▶ Directions: Reproduce the records below exactly as given.
:: Provided records ::
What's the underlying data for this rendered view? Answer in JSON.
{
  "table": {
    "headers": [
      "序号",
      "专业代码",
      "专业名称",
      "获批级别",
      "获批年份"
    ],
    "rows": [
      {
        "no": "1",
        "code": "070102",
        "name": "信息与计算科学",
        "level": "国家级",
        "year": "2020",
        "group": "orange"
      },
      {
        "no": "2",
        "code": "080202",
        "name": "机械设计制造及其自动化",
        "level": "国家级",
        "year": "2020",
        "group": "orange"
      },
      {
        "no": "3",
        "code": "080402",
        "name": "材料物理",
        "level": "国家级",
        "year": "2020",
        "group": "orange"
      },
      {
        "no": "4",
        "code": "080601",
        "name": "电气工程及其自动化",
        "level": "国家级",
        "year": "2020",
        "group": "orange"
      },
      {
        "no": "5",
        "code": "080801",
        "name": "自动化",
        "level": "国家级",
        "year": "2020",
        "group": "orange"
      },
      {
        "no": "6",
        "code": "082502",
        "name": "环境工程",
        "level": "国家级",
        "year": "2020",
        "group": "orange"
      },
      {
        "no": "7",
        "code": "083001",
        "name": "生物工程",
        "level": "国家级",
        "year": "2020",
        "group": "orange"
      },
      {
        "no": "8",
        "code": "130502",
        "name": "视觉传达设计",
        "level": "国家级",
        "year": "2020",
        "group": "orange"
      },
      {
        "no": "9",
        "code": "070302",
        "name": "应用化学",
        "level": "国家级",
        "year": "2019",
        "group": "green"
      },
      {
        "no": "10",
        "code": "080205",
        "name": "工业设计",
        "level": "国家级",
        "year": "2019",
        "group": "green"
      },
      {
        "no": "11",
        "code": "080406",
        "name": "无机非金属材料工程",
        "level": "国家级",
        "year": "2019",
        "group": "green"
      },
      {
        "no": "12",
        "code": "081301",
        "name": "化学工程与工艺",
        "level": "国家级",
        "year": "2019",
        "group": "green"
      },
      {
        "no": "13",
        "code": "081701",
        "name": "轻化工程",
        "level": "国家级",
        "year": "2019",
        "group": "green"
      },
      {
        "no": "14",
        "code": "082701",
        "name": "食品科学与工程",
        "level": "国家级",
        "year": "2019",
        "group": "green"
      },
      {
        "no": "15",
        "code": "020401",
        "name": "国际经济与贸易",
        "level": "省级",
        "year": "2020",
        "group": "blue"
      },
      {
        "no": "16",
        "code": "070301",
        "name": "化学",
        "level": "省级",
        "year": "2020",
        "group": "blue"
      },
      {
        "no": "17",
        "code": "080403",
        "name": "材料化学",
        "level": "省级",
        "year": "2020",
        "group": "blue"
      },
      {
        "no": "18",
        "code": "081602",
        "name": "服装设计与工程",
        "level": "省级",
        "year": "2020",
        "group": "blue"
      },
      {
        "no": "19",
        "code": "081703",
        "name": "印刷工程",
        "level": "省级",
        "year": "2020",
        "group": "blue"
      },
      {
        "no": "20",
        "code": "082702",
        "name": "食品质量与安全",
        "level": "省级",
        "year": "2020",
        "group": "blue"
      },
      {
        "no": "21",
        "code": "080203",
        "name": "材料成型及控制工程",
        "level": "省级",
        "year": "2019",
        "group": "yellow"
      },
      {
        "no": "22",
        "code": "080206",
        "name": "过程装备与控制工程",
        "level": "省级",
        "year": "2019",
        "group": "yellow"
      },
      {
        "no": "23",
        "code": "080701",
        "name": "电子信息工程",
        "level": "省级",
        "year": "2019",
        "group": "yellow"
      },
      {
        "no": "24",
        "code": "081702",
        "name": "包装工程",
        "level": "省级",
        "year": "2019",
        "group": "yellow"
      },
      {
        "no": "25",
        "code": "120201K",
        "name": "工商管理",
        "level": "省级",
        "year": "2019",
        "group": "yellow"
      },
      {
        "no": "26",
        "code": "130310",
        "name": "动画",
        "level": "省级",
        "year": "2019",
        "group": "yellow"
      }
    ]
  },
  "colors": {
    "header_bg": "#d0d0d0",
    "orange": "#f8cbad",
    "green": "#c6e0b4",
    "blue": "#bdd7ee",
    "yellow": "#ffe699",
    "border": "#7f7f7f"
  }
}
:::
▶ Expected answer:
What's the underlying data for this rendered view? Answer in JSON.
{
  "table": {
    "headers": [
      "序号",
      "专业代码",
      "专业名称",
      "获批级别",
      "获批年份"
    ],
    "rows": [
      {
        "no": "1",
        "code": "070102",
        "name": "信息与计算科学",
        "level": "国家级",
        "year": "2020",
        "group": "orange"
      },
      {
        "no": "2",
        "code": "080202",
        "name": "机械设计制造及其自动化",
        "level": "国家级",
        "year": "2020",
        "group": "orange"
      },
      {
        "no": "3",
        "code": "080402",
        "name": "材料物理",
        "level": "国家级",
        "year": "2020",
        "group": "orange"
      },
      {
        "no": "4",
        "code": "080601",
        "name": "电气工程及其自动化",
        "level": "国家级",
        "year": "2020",
        "group": "orange"
      },
      {
        "no": "5",
        "code": "080801",
        "name": "自动化",
        "level": "国家级",
        "year": "2020",
        "group": "orange"
      },
      {
        "no": "6",
        "code": "082502",
        "name": "环境工程",
        "level": "国家级",
        "year": "2020",
        "group": "orange"
      },
      {
        "no": "7",
        "code": "083001",
        "name": "生物工程",
        "level": "国家级",
        "year": "2020",
        "group": "orange"
      },
      {
        "no": "8",
        "code": "130502",
        "name": "视觉传达设计",
        "level": "国家级",
        "year": "2020",
        "group": "orange"
      },
      {
        "no": "9",
        "code": "070302",
        "name": "应用化学",
        "level": "国家级",
        "year": "2019",
        "group": "green"
      },
      {
        "no": "10",
        "code": "080205",
        "name": "工业设计",
        "level": "国家级",
        "year": "2019",
        "group": "green"
      },
      {
        "no": "11",
        "code": "080406",
        "name": "无机非金属材料工程",
        "level": "国家级",
        "year": "2019",
        "group": "green"
      },
      {
        "no": "12",
        "code": "081301",
        "name": "化学工程与工艺",
        "level": "国家级",
        "year": "2019",
        "group": "green"
      },
      {
        "no": "13",
        "code": "081701",
        "name": "轻化工程",
        "level": "国家级",
        "year": "2019",
        "group": "green"
      },
      {
        "no": "14",
        "code": "082701",
        "name": "食品科学与工程",
        "level": "国家级",
        "year": "2019",
        "group": "green"
      },
      {
        "no": "15",
        "code": "020401",
        "name": "国际经济与贸易",
        "level": "省级",
        "year": "2020",
        "group": "blue"
      },
      {
        "no": "16",
        "code": "070301",
        "name": "化学",
        "level": "省级",
        "year": "2020",
        "group": "blue"
      },
      {
        "no": "17",
        "code": "080403",
        "name": "材料化学",
        "level": "省级",
        "year": "2020",
        "group": "blue"
      },
      {
        "no": "18",
        "code": "081602",
        "name": "服装设计与工程",
        "level": "省级",
        "year": "2020",
        "group": "blue"
      },
      {
        "no": "19",
        "code": "081703",
        "name": "印刷工程",
        "level": "省级",
        "year": "2020",
        "group": "blue"
      },
      {
        "no": "20",
        "code": "082702",
        "name": "食品质量与安全",
        "level": "省级",
        "year": "2020",
        "group": "blue"
      },
      {
        "no": "21",
        "code": "080203",
        "name": "材料成型及控制工程",
        "level": "省级",
        "year": "2019",
        "group": "yellow"
      },
      {
        "no": "22",
        "code": "080206",
        "name": "过程装备与控制工程",
        "level": "省级",
        "year": "2019",
        "group": "yellow"
      },
      {
        "no": "23",
        "code": "080701",
        "name": "电子信息工程",
        "level": "省级",
        "year": "2019",
        "group": "yellow"
      },
      {
        "no": "24",
        "code": "081702",
        "name": "包装工程",
        "level": "省级",
        "year": "2019",
        "group": "yellow"
      },
      {
        "no": "25",
        "code": "120201K",
        "name": "工商管理",
        "level": "省级",
        "year": "2019",
        "group": "yellow"
      },
      {
        "no": "26",
        "code": "130310",
        "name": "动画",
        "level": "省级",
        "year": "2019",
        "group": "yellow"
      }
    ]
  },
  "colors": {
    "header_bg": "#d0d0d0",
    "orange": "#f8cbad",
    "green": "#c6e0b4",
    "blue": "#bdd7ee",
    "yellow": "#ffe699",
    "border": "#7f7f7f"
  }
}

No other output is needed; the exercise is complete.